* Aim
Go through the entries below and copy each line containing the word "this".

Chart and figure data
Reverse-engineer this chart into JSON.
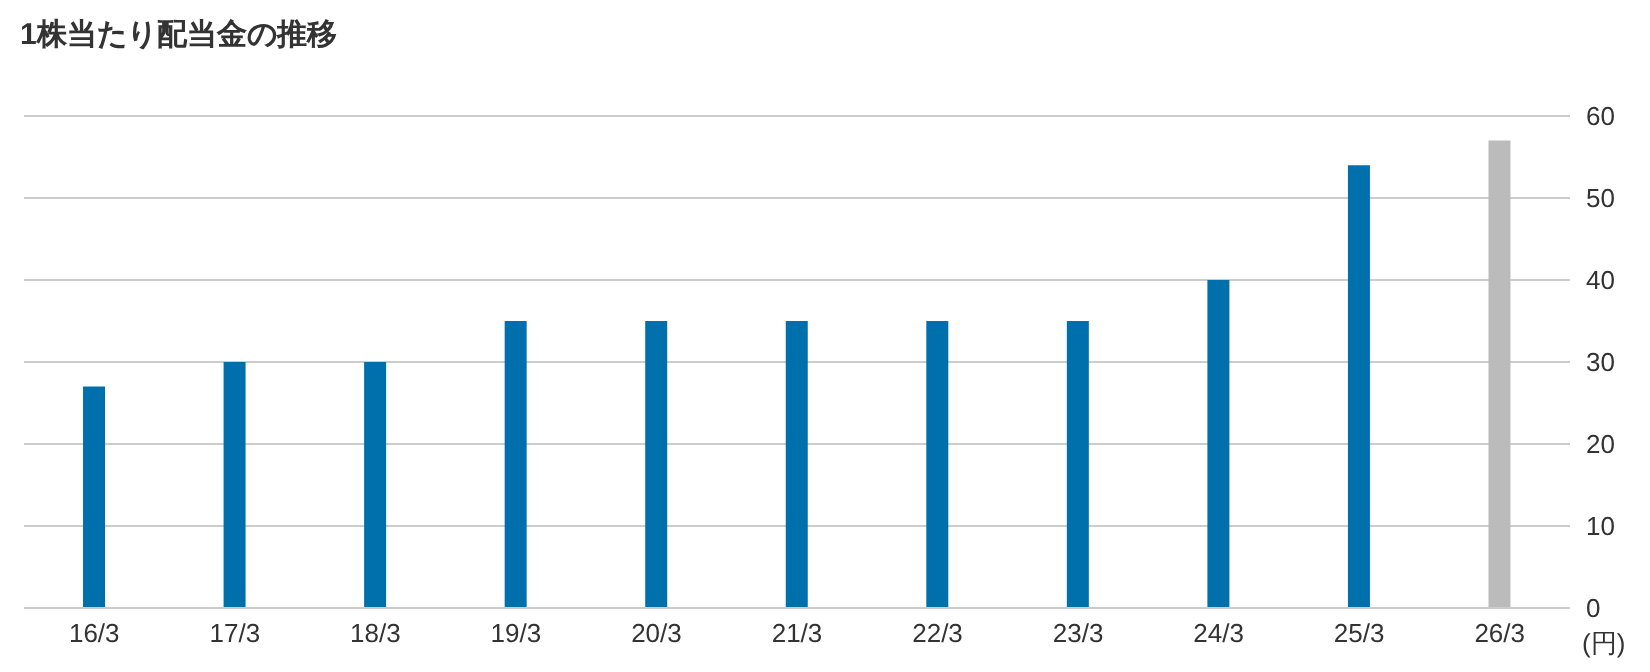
{
  "chart_data": {
    "type": "bar",
    "title": "1株当たり配当金の推移",
    "ylabel": "(円)",
    "categories": [
      "16/3",
      "17/3",
      "18/3",
      "19/3",
      "20/3",
      "21/3",
      "22/3",
      "23/3",
      "24/3",
      "25/3",
      "26/3"
    ],
    "values": [
      27,
      30,
      30,
      35,
      35,
      35,
      35,
      35,
      40,
      54,
      57
    ],
    "colors": [
      "#0070ad",
      "#0070ad",
      "#0070ad",
      "#0070ad",
      "#0070ad",
      "#0070ad",
      "#0070ad",
      "#0070ad",
      "#0070ad",
      "#0070ad",
      "#bbbbbb"
    ],
    "ylim": [
      0,
      60
    ],
    "yticks": [
      0,
      10,
      20,
      30,
      40,
      50,
      60
    ],
    "grid": "y"
  }
}
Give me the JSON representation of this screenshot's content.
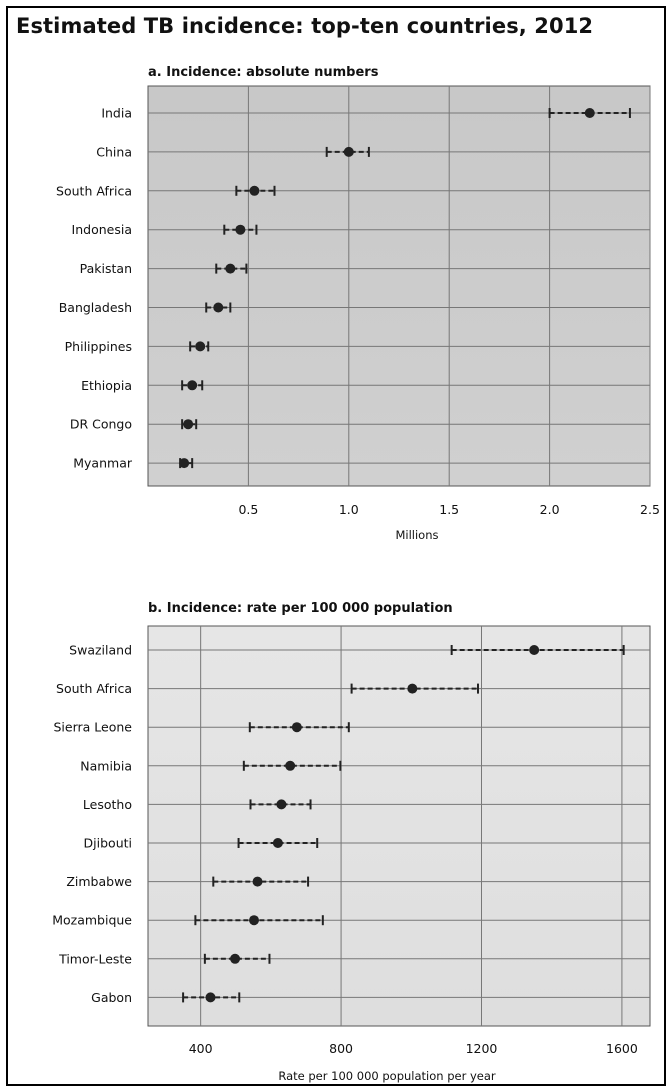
{
  "title": "Estimated TB incidence: top-ten countries, 2012",
  "colors": {
    "plot_bg_a": "#cccccc",
    "plot_bg_b": "#e3e3e3",
    "grid": "#777777",
    "marker": "#222222"
  },
  "chart_data": [
    {
      "type": "scatter",
      "panel_title": "a. Incidence: absolute numbers",
      "xlabel": "Millions",
      "xlim": [
        0,
        2.5
      ],
      "xticks": [
        0.5,
        1.0,
        1.5,
        2.0,
        2.5
      ],
      "xtick_labels": [
        "0.5",
        "1.0",
        "1.5",
        "2.0",
        "2.5"
      ],
      "grid": true,
      "error_bars": "dashed, low-high uncertainty interval",
      "categories": [
        "India",
        "China",
        "South Africa",
        "Indonesia",
        "Pakistan",
        "Bangladesh",
        "Philippines",
        "Ethiopia",
        "DR Congo",
        "Myanmar"
      ],
      "values": [
        2.2,
        1.0,
        0.53,
        0.46,
        0.41,
        0.35,
        0.26,
        0.22,
        0.2,
        0.18
      ],
      "low": [
        2.0,
        0.89,
        0.44,
        0.38,
        0.34,
        0.29,
        0.21,
        0.17,
        0.17,
        0.16
      ],
      "high": [
        2.4,
        1.1,
        0.63,
        0.54,
        0.49,
        0.41,
        0.3,
        0.27,
        0.24,
        0.22
      ]
    },
    {
      "type": "scatter",
      "panel_title": "b. Incidence: rate per 100 000 population",
      "xlabel": "Rate per 100 000 population per year",
      "xlim": [
        250,
        1680
      ],
      "xticks": [
        400,
        800,
        1200,
        1600
      ],
      "xtick_labels": [
        "400",
        "800",
        "1200",
        "1600"
      ],
      "grid": true,
      "error_bars": "dashed, low-high uncertainty interval",
      "categories": [
        "Swaziland",
        "South Africa",
        "Sierra Leone",
        "Namibia",
        "Lesotho",
        "Djibouti",
        "Zimbabwe",
        "Mozambique",
        "Timor-Leste",
        "Gabon"
      ],
      "values": [
        1350,
        1003,
        674,
        655,
        630,
        620,
        562,
        552,
        498,
        428
      ],
      "low": [
        1115,
        830,
        540,
        523,
        542,
        508,
        436,
        385,
        412,
        350
      ],
      "high": [
        1605,
        1190,
        822,
        798,
        713,
        732,
        706,
        748,
        596,
        510
      ]
    }
  ]
}
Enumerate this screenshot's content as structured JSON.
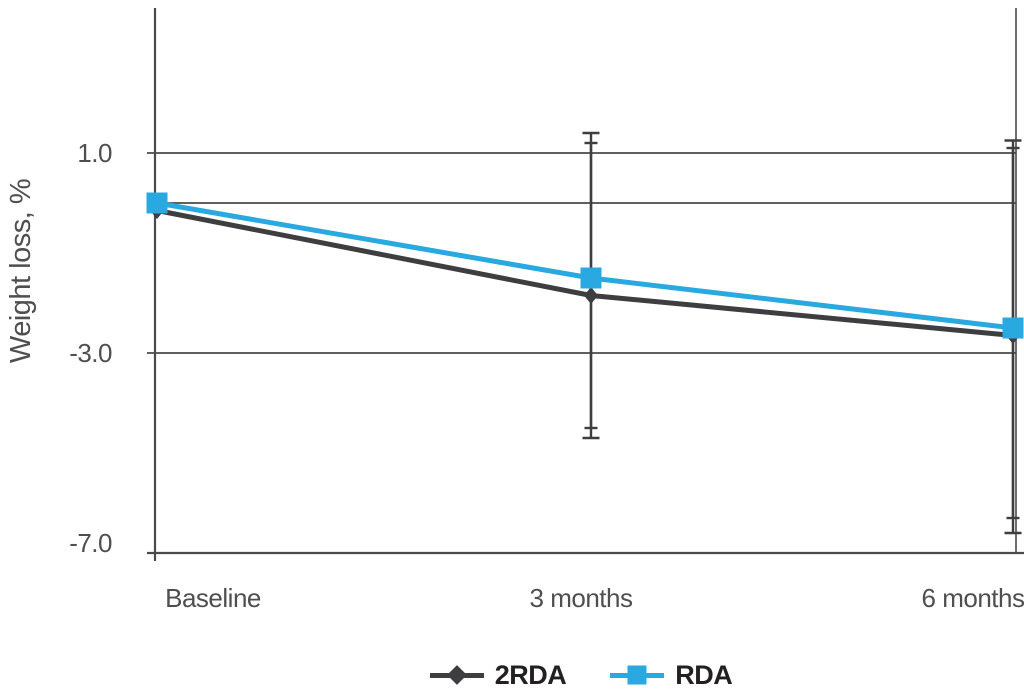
{
  "chart_data": {
    "type": "line",
    "title": "",
    "xlabel": "",
    "ylabel": "Weight loss, %",
    "categories": [
      "Baseline",
      "3 months",
      "6 months"
    ],
    "series": [
      {
        "name": "2RDA",
        "color": "#3E3E40",
        "marker": "diamond",
        "values": [
          -0.15,
          -1.85,
          -2.65
        ]
      },
      {
        "name": "RDA",
        "color": "#29A9E0",
        "marker": "square",
        "values": [
          0.0,
          -1.5,
          -2.5
        ]
      }
    ],
    "error_bars": [
      {
        "series": "2RDA",
        "category": "3 months",
        "upper": 1.4,
        "lower": -4.7
      },
      {
        "series": "RDA",
        "category": "3 months",
        "upper": 1.2,
        "lower": -4.5
      },
      {
        "series": "2RDA",
        "category": "6 months",
        "upper": 1.25,
        "lower": -6.6
      },
      {
        "series": "RDA",
        "category": "6 months",
        "upper": 1.1,
        "lower": -6.3
      }
    ],
    "yticks": [
      {
        "value": 1.0,
        "label": "1.0"
      },
      {
        "value": -3.0,
        "label": "-3.0"
      },
      {
        "value": -7.0,
        "label": "-7.0"
      }
    ],
    "gridline_values": [
      1.0,
      0.0,
      -3.0
    ],
    "ylim": [
      -7.0,
      4.0
    ],
    "grid": "horizontal",
    "legend_position": "bottom",
    "colors": {
      "background": "#FFFFFF",
      "grid": "#4A4A4C",
      "axis": "#4A4A4C",
      "tick_text": "#4F4F51",
      "legend_text": "#242022",
      "error_bar": "#3E3E40"
    }
  }
}
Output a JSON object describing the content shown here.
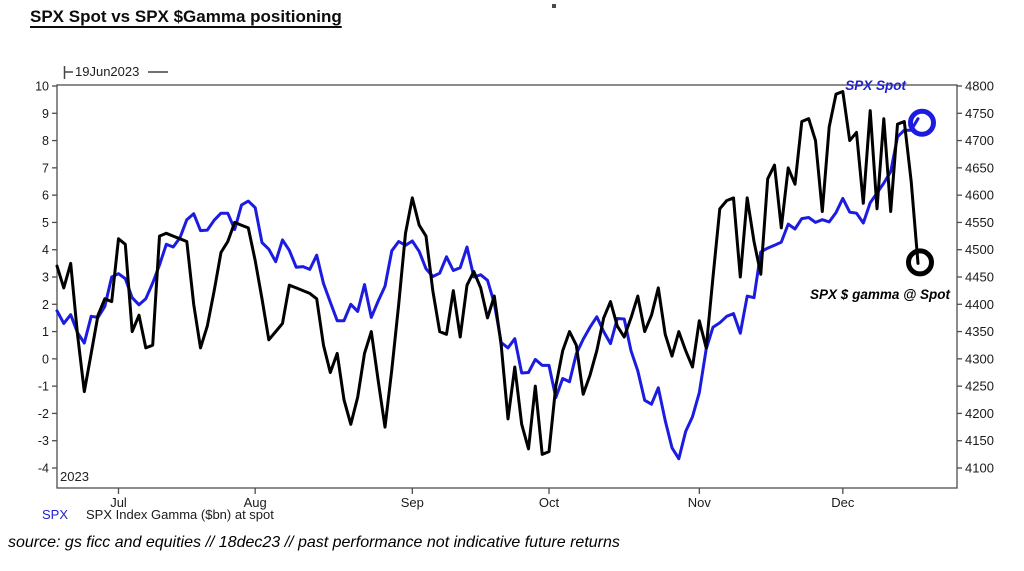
{
  "title": "SPX Spot vs SPX $Gamma positioning ",
  "annotations": {
    "start_date": "19Jun2023",
    "year": "2023",
    "spx_spot_label": "SPX Spot",
    "gamma_at_spot_label": "SPX $ gamma @ Spot"
  },
  "legend": {
    "spx": "SPX",
    "gamma": "SPX Index Gamma ($bn) at spot"
  },
  "source": "source: gs ficc and equities // 18dec23 // past performance not indicative future returns",
  "colors": {
    "spx_blue": "#1c1ce0",
    "blue_text": "#2222cc",
    "gamma_black": "#000000",
    "axis": "#4d4d4d",
    "tick_text": "#1a1a1a"
  },
  "chart_data": {
    "type": "line",
    "title": "SPX Spot vs SPX $Gamma positioning",
    "x_tick_labels": [
      "Jul",
      "Aug",
      "Sep",
      "Oct",
      "Nov",
      "Dec"
    ],
    "x_tick_indices": [
      9,
      29,
      52,
      72,
      94,
      115
    ],
    "x_range_note": "daily data 19Jun2023 to 18Dec2023",
    "left_axis": {
      "label": "SPX Index Gamma ($bn) at spot",
      "min": -4,
      "max": 10,
      "step": 1
    },
    "right_axis": {
      "label": "SPX Spot",
      "min": 4100,
      "max": 4800,
      "step": 50
    },
    "grid": false,
    "series": [
      {
        "name": "SPX",
        "axis": "right",
        "color": "#1c1ce0",
        "values": [
          4388,
          4365,
          4381,
          4348,
          4329,
          4378,
          4376,
          4396,
          4450,
          4456,
          4447,
          4412,
          4399,
          4410,
          4439,
          4472,
          4510,
          4505,
          4522,
          4555,
          4566,
          4535,
          4536,
          4554,
          4567,
          4567,
          4537,
          4582,
          4589,
          4577,
          4513,
          4501,
          4478,
          4518,
          4499,
          4468,
          4469,
          4464,
          4490,
          4438,
          4404,
          4370,
          4370,
          4400,
          4387,
          4436,
          4376,
          4406,
          4433,
          4498,
          4515,
          4508,
          4516,
          4497,
          4465,
          4451,
          4457,
          4487,
          4462,
          4467,
          4505,
          4450,
          4454,
          4444,
          4402,
          4330,
          4320,
          4337,
          4274,
          4275,
          4299,
          4288,
          4288,
          4229,
          4264,
          4258,
          4309,
          4336,
          4358,
          4377,
          4350,
          4328,
          4374,
          4373,
          4315,
          4278,
          4224,
          4217,
          4247,
          4187,
          4137,
          4117,
          4167,
          4194,
          4238,
          4318,
          4358,
          4366,
          4378,
          4383,
          4347,
          4415,
          4412,
          4496,
          4503,
          4508,
          4514,
          4547,
          4538,
          4557,
          4559,
          4550,
          4555,
          4551,
          4568,
          4594,
          4569,
          4567,
          4549,
          4586,
          4604,
          4622,
          4643,
          4707,
          4719,
          4719,
          4740
        ]
      },
      {
        "name": "SPX Index Gamma ($bn) at spot",
        "axis": "left",
        "color": "#000000",
        "values": [
          3.4,
          2.6,
          3.5,
          0.9,
          -1.2,
          0.2,
          1.6,
          2.2,
          2.1,
          4.4,
          4.2,
          1.0,
          1.6,
          0.4,
          0.5,
          4.5,
          4.6,
          4.5,
          4.4,
          4.3,
          2.0,
          0.4,
          1.2,
          2.5,
          3.9,
          4.3,
          5.0,
          4.9,
          4.8,
          3.6,
          2.2,
          0.7,
          1.0,
          1.3,
          2.7,
          2.6,
          2.5,
          2.4,
          2.2,
          0.5,
          -0.5,
          0.2,
          -1.5,
          -2.4,
          -1.4,
          0.2,
          1.0,
          -0.8,
          -2.5,
          -0.4,
          2.0,
          4.6,
          5.9,
          4.9,
          4.5,
          2.5,
          1.0,
          0.9,
          2.5,
          0.8,
          2.7,
          3.2,
          2.6,
          1.5,
          2.3,
          0.5,
          -2.2,
          -0.3,
          -2.4,
          -3.3,
          -1.0,
          -3.5,
          -3.4,
          -1.0,
          0.3,
          1.0,
          0.5,
          -1.3,
          -0.6,
          0.3,
          1.5,
          2.1,
          1.2,
          0.8,
          1.5,
          2.3,
          1.0,
          1.6,
          2.6,
          0.9,
          0.1,
          1.0,
          0.3,
          -0.3,
          1.4,
          0.4,
          3.0,
          5.5,
          5.8,
          5.9,
          3.0,
          5.9,
          4.3,
          3.1,
          6.6,
          7.1,
          4.8,
          7.0,
          6.4,
          8.7,
          8.8,
          8.0,
          5.4,
          8.5,
          9.7,
          9.8,
          8.0,
          8.3,
          5.7,
          9.1,
          5.5,
          8.8,
          5.4,
          8.6,
          8.7,
          6.5,
          3.5
        ]
      }
    ],
    "end_markers": [
      {
        "series": "SPX",
        "shape": "circle",
        "color": "#1c1ce0"
      },
      {
        "series": "SPX Index Gamma ($bn) at spot",
        "shape": "circle",
        "color": "#000000"
      }
    ]
  }
}
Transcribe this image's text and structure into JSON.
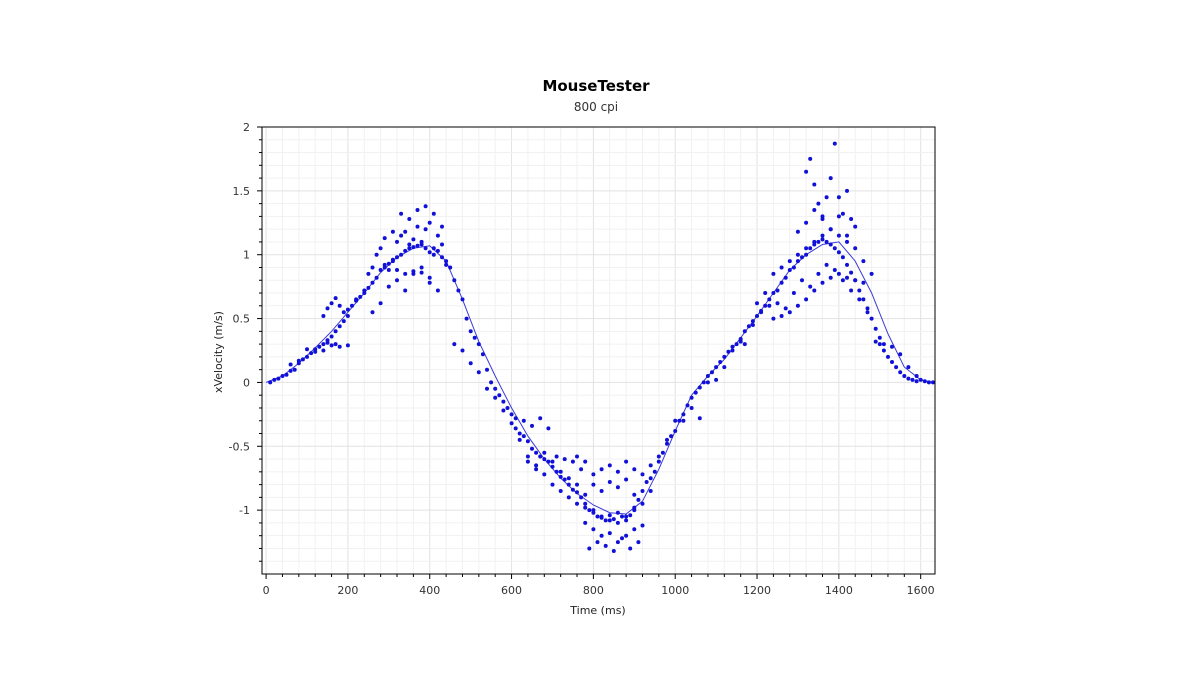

* Complete response
Reverse-engineer this chart into JSON.
Give me the JSON representation of this screenshot's content.
Enumerate this screenshot's content as structured JSON.
Transcribe this image's text and structure into JSON.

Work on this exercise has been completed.